> TASK DESCRIPTION: Would it be possible to write out each entry below exactly, without the pictures?
[START]
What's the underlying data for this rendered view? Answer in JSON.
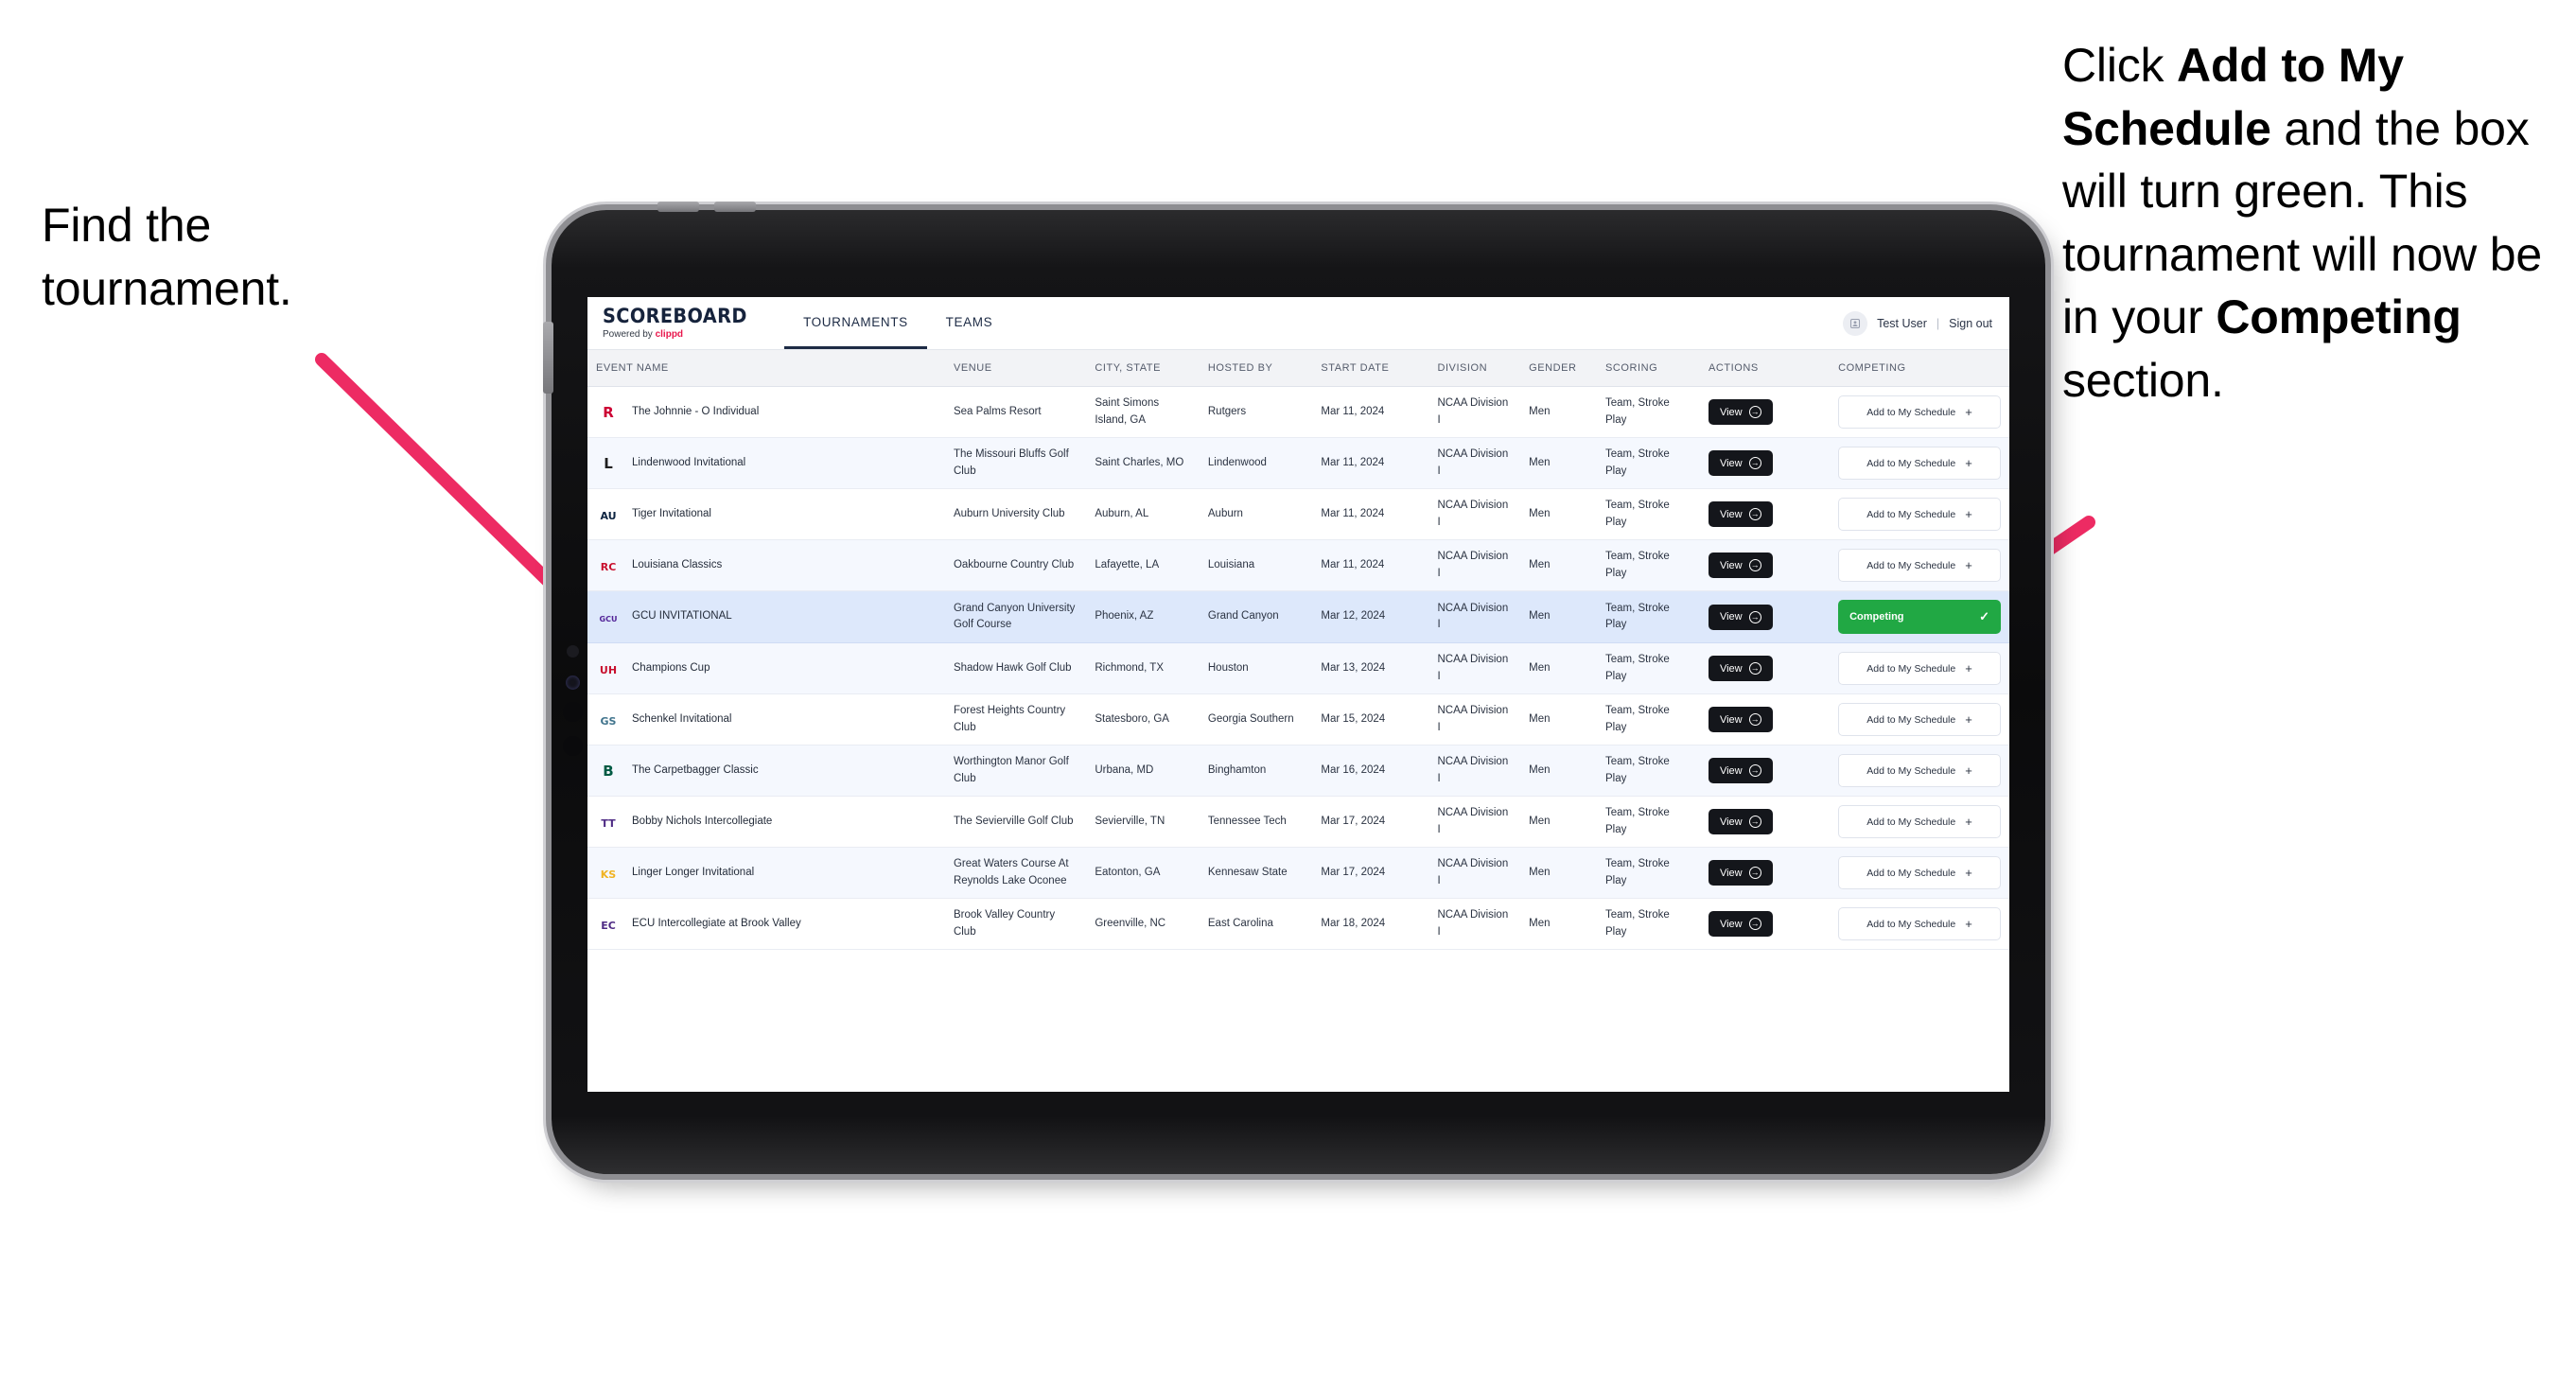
{
  "annotations": {
    "left": {
      "line1": "Find the",
      "line2": "tournament."
    },
    "right": {
      "part1": "Click ",
      "bold1": "Add to My Schedule",
      "part2": " and the box will turn green. This tournament will now be in your ",
      "bold2": "Competing",
      "part3": " section."
    },
    "arrow_color": "#ed2b63"
  },
  "app": {
    "brand": {
      "title": "SCOREBOARD",
      "powered_prefix": "Powered by ",
      "powered_name": "clippd"
    },
    "nav": [
      {
        "label": "TOURNAMENTS",
        "active": true
      },
      {
        "label": "TEAMS",
        "active": false
      }
    ],
    "user": {
      "avatar_icon": "user-avatar-icon",
      "name": "Test User",
      "separator": "|",
      "signout": "Sign out"
    },
    "table": {
      "columns": [
        "EVENT NAME",
        "VENUE",
        "CITY, STATE",
        "HOSTED BY",
        "START DATE",
        "DIVISION",
        "GENDER",
        "SCORING",
        "ACTIONS",
        "COMPETING"
      ],
      "view_label": "View",
      "add_label": "Add to My Schedule",
      "add_plus": "+",
      "competing_label": "Competing",
      "competing_check": "✓",
      "rows": [
        {
          "logo": "rutgers-logo",
          "logo_text": "R",
          "logo_color": "#cc0033",
          "event": "The Johnnie - O Individual",
          "venue": "Sea Palms Resort",
          "city": "Saint Simons Island, GA",
          "host": "Rutgers",
          "date": "Mar 11, 2024",
          "division": "NCAA Division I",
          "gender": "Men",
          "scoring": "Team, Stroke Play",
          "competing": false
        },
        {
          "logo": "lindenwood-lions-logo",
          "logo_text": "L",
          "logo_color": "#1f1f1f",
          "event": "Lindenwood Invitational",
          "venue": "The Missouri Bluffs Golf Club",
          "city": "Saint Charles, MO",
          "host": "Lindenwood",
          "date": "Mar 11, 2024",
          "division": "NCAA Division I",
          "gender": "Men",
          "scoring": "Team, Stroke Play",
          "competing": false
        },
        {
          "logo": "auburn-tigers-logo",
          "logo_text": "AU",
          "logo_color": "#0c2340",
          "event": "Tiger Invitational",
          "venue": "Auburn University Club",
          "city": "Auburn, AL",
          "host": "Auburn",
          "date": "Mar 11, 2024",
          "division": "NCAA Division I",
          "gender": "Men",
          "scoring": "Team, Stroke Play",
          "competing": false
        },
        {
          "logo": "louisiana-ragin-cajuns-logo",
          "logo_text": "RC",
          "logo_color": "#c8102e",
          "event": "Louisiana Classics",
          "venue": "Oakbourne Country Club",
          "city": "Lafayette, LA",
          "host": "Louisiana",
          "date": "Mar 11, 2024",
          "division": "NCAA Division I",
          "gender": "Men",
          "scoring": "Team, Stroke Play",
          "competing": false
        },
        {
          "logo": "grand-canyon-lopes-logo",
          "logo_text": "GCU",
          "logo_color": "#522398",
          "event": "GCU INVITATIONAL",
          "venue": "Grand Canyon University Golf Course",
          "city": "Phoenix, AZ",
          "host": "Grand Canyon",
          "date": "Mar 12, 2024",
          "division": "NCAA Division I",
          "gender": "Men",
          "scoring": "Team, Stroke Play",
          "competing": true
        },
        {
          "logo": "houston-cougars-logo",
          "logo_text": "UH",
          "logo_color": "#c8102e",
          "event": "Champions Cup",
          "venue": "Shadow Hawk Golf Club",
          "city": "Richmond, TX",
          "host": "Houston",
          "date": "Mar 13, 2024",
          "division": "NCAA Division I",
          "gender": "Men",
          "scoring": "Team, Stroke Play",
          "competing": false
        },
        {
          "logo": "georgia-southern-eagles-logo",
          "logo_text": "GS",
          "logo_color": "#41748d",
          "event": "Schenkel Invitational",
          "venue": "Forest Heights Country Club",
          "city": "Statesboro, GA",
          "host": "Georgia Southern",
          "date": "Mar 15, 2024",
          "division": "NCAA Division I",
          "gender": "Men",
          "scoring": "Team, Stroke Play",
          "competing": false
        },
        {
          "logo": "binghamton-bearcats-logo",
          "logo_text": "B",
          "logo_color": "#005a43",
          "event": "The Carpetbagger Classic",
          "venue": "Worthington Manor Golf Club",
          "city": "Urbana, MD",
          "host": "Binghamton",
          "date": "Mar 16, 2024",
          "division": "NCAA Division I",
          "gender": "Men",
          "scoring": "Team, Stroke Play",
          "competing": false
        },
        {
          "logo": "tennessee-tech-golden-eagles-logo",
          "logo_text": "TT",
          "logo_color": "#4e2a84",
          "event": "Bobby Nichols Intercollegiate",
          "venue": "The Sevierville Golf Club",
          "city": "Sevierville, TN",
          "host": "Tennessee Tech",
          "date": "Mar 17, 2024",
          "division": "NCAA Division I",
          "gender": "Men",
          "scoring": "Team, Stroke Play",
          "competing": false
        },
        {
          "logo": "kennesaw-state-owls-logo",
          "logo_text": "KS",
          "logo_color": "#f0b323",
          "event": "Linger Longer Invitational",
          "venue": "Great Waters Course At Reynolds Lake Oconee",
          "city": "Eatonton, GA",
          "host": "Kennesaw State",
          "date": "Mar 17, 2024",
          "division": "NCAA Division I",
          "gender": "Men",
          "scoring": "Team, Stroke Play",
          "competing": false
        },
        {
          "logo": "east-carolina-pirates-logo",
          "logo_text": "EC",
          "logo_color": "#4e2a84",
          "event": "ECU Intercollegiate at Brook Valley",
          "venue": "Brook Valley Country Club",
          "city": "Greenville, NC",
          "host": "East Carolina",
          "date": "Mar 18, 2024",
          "division": "NCAA Division I",
          "gender": "Men",
          "scoring": "Team, Stroke Play",
          "competing": false
        }
      ]
    }
  }
}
[END]
> SOLVED PROBLEM:
What's the underlying data for this rendered view? Answer in JSON.
{
  "annotations": {
    "left": {
      "line1": "Find the",
      "line2": "tournament."
    },
    "right": {
      "part1": "Click ",
      "bold1": "Add to My Schedule",
      "part2": " and the box will turn green. This tournament will now be in your ",
      "bold2": "Competing",
      "part3": " section."
    },
    "arrow_color": "#ed2b63"
  },
  "app": {
    "brand": {
      "title": "SCOREBOARD",
      "powered_prefix": "Powered by ",
      "powered_name": "clippd"
    },
    "nav": [
      {
        "label": "TOURNAMENTS",
        "active": true
      },
      {
        "label": "TEAMS",
        "active": false
      }
    ],
    "user": {
      "avatar_icon": "user-avatar-icon",
      "name": "Test User",
      "separator": "|",
      "signout": "Sign out"
    },
    "table": {
      "columns": [
        "EVENT NAME",
        "VENUE",
        "CITY, STATE",
        "HOSTED BY",
        "START DATE",
        "DIVISION",
        "GENDER",
        "SCORING",
        "ACTIONS",
        "COMPETING"
      ],
      "view_label": "View",
      "add_label": "Add to My Schedule",
      "add_plus": "+",
      "competing_label": "Competing",
      "competing_check": "✓",
      "rows": [
        {
          "logo": "rutgers-logo",
          "logo_text": "R",
          "logo_color": "#cc0033",
          "event": "The Johnnie - O Individual",
          "venue": "Sea Palms Resort",
          "city": "Saint Simons Island, GA",
          "host": "Rutgers",
          "date": "Mar 11, 2024",
          "division": "NCAA Division I",
          "gender": "Men",
          "scoring": "Team, Stroke Play",
          "competing": false
        },
        {
          "logo": "lindenwood-lions-logo",
          "logo_text": "L",
          "logo_color": "#1f1f1f",
          "event": "Lindenwood Invitational",
          "venue": "The Missouri Bluffs Golf Club",
          "city": "Saint Charles, MO",
          "host": "Lindenwood",
          "date": "Mar 11, 2024",
          "division": "NCAA Division I",
          "gender": "Men",
          "scoring": "Team, Stroke Play",
          "competing": false
        },
        {
          "logo": "auburn-tigers-logo",
          "logo_text": "AU",
          "logo_color": "#0c2340",
          "event": "Tiger Invitational",
          "venue": "Auburn University Club",
          "city": "Auburn, AL",
          "host": "Auburn",
          "date": "Mar 11, 2024",
          "division": "NCAA Division I",
          "gender": "Men",
          "scoring": "Team, Stroke Play",
          "competing": false
        },
        {
          "logo": "louisiana-ragin-cajuns-logo",
          "logo_text": "RC",
          "logo_color": "#c8102e",
          "event": "Louisiana Classics",
          "venue": "Oakbourne Country Club",
          "city": "Lafayette, LA",
          "host": "Louisiana",
          "date": "Mar 11, 2024",
          "division": "NCAA Division I",
          "gender": "Men",
          "scoring": "Team, Stroke Play",
          "competing": false
        },
        {
          "logo": "grand-canyon-lopes-logo",
          "logo_text": "GCU",
          "logo_color": "#522398",
          "event": "GCU INVITATIONAL",
          "venue": "Grand Canyon University Golf Course",
          "city": "Phoenix, AZ",
          "host": "Grand Canyon",
          "date": "Mar 12, 2024",
          "division": "NCAA Division I",
          "gender": "Men",
          "scoring": "Team, Stroke Play",
          "competing": true
        },
        {
          "logo": "houston-cougars-logo",
          "logo_text": "UH",
          "logo_color": "#c8102e",
          "event": "Champions Cup",
          "venue": "Shadow Hawk Golf Club",
          "city": "Richmond, TX",
          "host": "Houston",
          "date": "Mar 13, 2024",
          "division": "NCAA Division I",
          "gender": "Men",
          "scoring": "Team, Stroke Play",
          "competing": false
        },
        {
          "logo": "georgia-southern-eagles-logo",
          "logo_text": "GS",
          "logo_color": "#41748d",
          "event": "Schenkel Invitational",
          "venue": "Forest Heights Country Club",
          "city": "Statesboro, GA",
          "host": "Georgia Southern",
          "date": "Mar 15, 2024",
          "division": "NCAA Division I",
          "gender": "Men",
          "scoring": "Team, Stroke Play",
          "competing": false
        },
        {
          "logo": "binghamton-bearcats-logo",
          "logo_text": "B",
          "logo_color": "#005a43",
          "event": "The Carpetbagger Classic",
          "venue": "Worthington Manor Golf Club",
          "city": "Urbana, MD",
          "host": "Binghamton",
          "date": "Mar 16, 2024",
          "division": "NCAA Division I",
          "gender": "Men",
          "scoring": "Team, Stroke Play",
          "competing": false
        },
        {
          "logo": "tennessee-tech-golden-eagles-logo",
          "logo_text": "TT",
          "logo_color": "#4e2a84",
          "event": "Bobby Nichols Intercollegiate",
          "venue": "The Sevierville Golf Club",
          "city": "Sevierville, TN",
          "host": "Tennessee Tech",
          "date": "Mar 17, 2024",
          "division": "NCAA Division I",
          "gender": "Men",
          "scoring": "Team, Stroke Play",
          "competing": false
        },
        {
          "logo": "kennesaw-state-owls-logo",
          "logo_text": "KS",
          "logo_color": "#f0b323",
          "event": "Linger Longer Invitational",
          "venue": "Great Waters Course At Reynolds Lake Oconee",
          "city": "Eatonton, GA",
          "host": "Kennesaw State",
          "date": "Mar 17, 2024",
          "division": "NCAA Division I",
          "gender": "Men",
          "scoring": "Team, Stroke Play",
          "competing": false
        },
        {
          "logo": "east-carolina-pirates-logo",
          "logo_text": "EC",
          "logo_color": "#4e2a84",
          "event": "ECU Intercollegiate at Brook Valley",
          "venue": "Brook Valley Country Club",
          "city": "Greenville, NC",
          "host": "East Carolina",
          "date": "Mar 18, 2024",
          "division": "NCAA Division I",
          "gender": "Men",
          "scoring": "Team, Stroke Play",
          "competing": false
        }
      ]
    }
  }
}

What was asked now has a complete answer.